Muchos creen que este es un año perdido e incluso para el olvido. Y pueden tener razón, porque los niños ni siquiera pudieron jugar en un parque, los hinchas ir a los estadios, los fieles a las iglesias, ni los amantes a los moteles.

La rumba quedó aplazada indefinidamente, así como los viajes, las vacaciones, los grados, las sorpresas. Hasta las ideas.

Nos tocó reaprender a hacer lo que antes parecía inmodificable. Sin amigos, ni movimiento. Perdiendo de manera voluntaria nuestro derecho y bien más preciado: la libertad.

Con la orden de quédate en casa, en los idiomas y dialectos conocidos, el mundo se encerró. Y con el encierro llegaron los problemas de los espacios confinados, de la cercanía, de la inmadurez humana sinónimo de todas las formas de violencia en la intimidad.

Ciertamente, fue un año en el que cambiamos nuestra vida cotidiana y a la fuerza prioridades, gustos, hasta los más pequeños placeres. Y sino fue por la enfermedad, o una de esas pérdidas irreparables, lo fue por el susto y el miedo al contagio, a la discriminación y nuevamente a la violencia de siempre.

Pero si no fue eso, entonces, llegó el desempleo, el fin del negocio, la suma de deudas, la falta de liquidez, la pobreza, la quietud.

Discrepo, eso sí, con aquellos que lo quieren olvidar, pues es imposible por más que lo intenten. Nunca olvidas lo que te cambia. Y este año hubo un cambio de lo que hasta ahora conocíamos.

Aquellos que vivieron una pandemia hace más de un siglo ya no están entre nosotros, así que de ellos solo tenemos recuerdos de una memoria colectiva y algunos textos que nos dejaron.

Por eso no quiero ni imaginarme qué versión de este pedazo de la historia tendrán en 100 o 150 años cuando ya no estemos.

────────────────

Tarea propuesta 1 =
En el extracto sobre el año de la pandemia, ¿cuál es el derecho y bien más preciado que se perdió de manera voluntaria?
Tarea propuesta 2 =
Continúa el extracto sobre el año de la pandemia a partir de su última oración.

Datos mostrados =
────────────────

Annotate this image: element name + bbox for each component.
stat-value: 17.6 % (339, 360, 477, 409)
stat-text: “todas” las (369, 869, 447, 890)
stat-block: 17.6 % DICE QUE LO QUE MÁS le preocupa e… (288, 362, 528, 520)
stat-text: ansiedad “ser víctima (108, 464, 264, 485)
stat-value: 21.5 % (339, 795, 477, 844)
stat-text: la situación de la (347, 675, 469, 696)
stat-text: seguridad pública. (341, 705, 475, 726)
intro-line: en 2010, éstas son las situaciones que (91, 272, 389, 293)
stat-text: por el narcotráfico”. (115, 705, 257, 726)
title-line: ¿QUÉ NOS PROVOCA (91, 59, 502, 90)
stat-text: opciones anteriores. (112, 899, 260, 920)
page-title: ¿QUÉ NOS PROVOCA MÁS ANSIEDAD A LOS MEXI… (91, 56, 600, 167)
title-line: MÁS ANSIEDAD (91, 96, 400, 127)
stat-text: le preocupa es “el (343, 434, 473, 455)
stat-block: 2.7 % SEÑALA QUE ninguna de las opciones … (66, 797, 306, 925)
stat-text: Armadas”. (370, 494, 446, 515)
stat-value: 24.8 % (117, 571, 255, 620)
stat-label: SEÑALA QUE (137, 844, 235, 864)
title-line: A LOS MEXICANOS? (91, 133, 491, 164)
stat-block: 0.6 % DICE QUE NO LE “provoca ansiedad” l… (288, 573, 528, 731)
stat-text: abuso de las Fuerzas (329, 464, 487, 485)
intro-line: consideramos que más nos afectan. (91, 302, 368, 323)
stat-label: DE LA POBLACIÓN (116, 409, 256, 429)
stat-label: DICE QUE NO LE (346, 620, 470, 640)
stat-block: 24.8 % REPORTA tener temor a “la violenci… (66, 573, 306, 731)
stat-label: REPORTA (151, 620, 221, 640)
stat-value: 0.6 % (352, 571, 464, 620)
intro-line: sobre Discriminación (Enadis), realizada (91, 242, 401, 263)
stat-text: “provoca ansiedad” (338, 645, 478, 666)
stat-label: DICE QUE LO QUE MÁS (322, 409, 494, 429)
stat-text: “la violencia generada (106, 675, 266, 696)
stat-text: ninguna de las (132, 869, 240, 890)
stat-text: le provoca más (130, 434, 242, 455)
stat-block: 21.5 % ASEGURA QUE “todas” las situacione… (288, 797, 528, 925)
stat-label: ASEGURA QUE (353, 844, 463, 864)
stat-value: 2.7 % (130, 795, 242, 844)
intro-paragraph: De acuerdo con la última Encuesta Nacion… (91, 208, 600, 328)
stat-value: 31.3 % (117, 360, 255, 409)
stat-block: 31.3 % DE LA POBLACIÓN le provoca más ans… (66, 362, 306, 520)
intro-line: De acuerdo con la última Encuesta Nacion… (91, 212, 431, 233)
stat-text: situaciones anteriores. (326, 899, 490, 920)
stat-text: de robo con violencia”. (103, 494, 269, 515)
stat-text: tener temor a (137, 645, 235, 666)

────────────────

Espacio de respuesta 1 =
La libertad.

Espacio de respuesta 2 =
Se dirá, por ejemplo, que en estos días tomó aún más fuerza el internet y que la revolución 4.0 ya no fue una idea teórica sino una realidad palpable en buena parte de los sectores de la economía, para los que fue un salvavidas. Desde el señor de la tienda hasta los más pomposos restaurantes.

O que el premio sorpresa de esta coyuntura será la implementación para siempre del antipático aislamiento social. O mejor, ese mundo nuevo a partir de ella.

También se cayeron varios y viejos paradigmas como el de trabajar en la casa o hacer otras cosas a las que no estábamos acostumbrados.

Muchas familias fracturadas se unieron, pero no fueron pocas las que el cambio disolvió.

Los lazos sociales y sus redes, paulatinamente, se fueron debilitando para darle paso a otros lazos aún más endebles que los anteriores, más vacíos y banales.

Algunos lo llaman prueba y algunos sentencian que esto es una consecuencia. En cualquier caso, se puso en tela de juicio las convicciones y la fe, ya no en una película de Netflix sino en la vida de cada uno.

Podríamos creer falsamente que la pandemia nos quitó la posibilidad de soñar, porque no pudimos hacer planes, y eliminó de tajo esas cosas que nos hacen verdaderamente felices, como estar en familia para un cumpleaños, tomar café con los amigos, bailar e ir de fiesta, nadar, salir, correr.

Alguien me dijo al teléfono, pareciera como si Dios nos hubiera abandonado. O como si nos hubieran robado la posibilidad de soñar. Y ni lo uno ni lo otro.

Me gustan los programas de supervivencia por eso, porque incluso en las condiciones más extremas se nota la mano de Dios siempre presente. Esa que sostiene al hombre, aun sin que él lo note.

Como dice Pepe Mujica: es la esperanza de que eso tan malo se va acabar la que te mantiene vivo en las más duras condiciones.

Si nos robaron algo, fue la manera como veíamos las cosas y como entendíamos los sueños. Es ahora más que nunca, que debemos soñar, porque de lo contrario no podemos lograr nada.

Tenemos que volar y eso implica un compromiso colectivo, y sobre todo individual. Si quieres volar con las águilas no nades con los patos.

La pandemia ha demostrado que tenemos que reprogramar nuestra sociedad. Tenemos que creer que la vida puede mejorar. Así como prosperó en el desierto Abraham, el padre de los católicos, los musulmanes y los judíos.

Debemos llenarnos de valor y de esperanza. Sigamos soñando porque los que soñaron, antes de nosotros, nos salvaron desde siempre de la extinción.

Y nunca olvide este 2020 en el que cambiaron las cosas, porque cómo lo afronte, dependerá su futuro y el del país.

Nota: Gracias a quienes leyeron mi columna pasada. Mi esposa ya está mejor.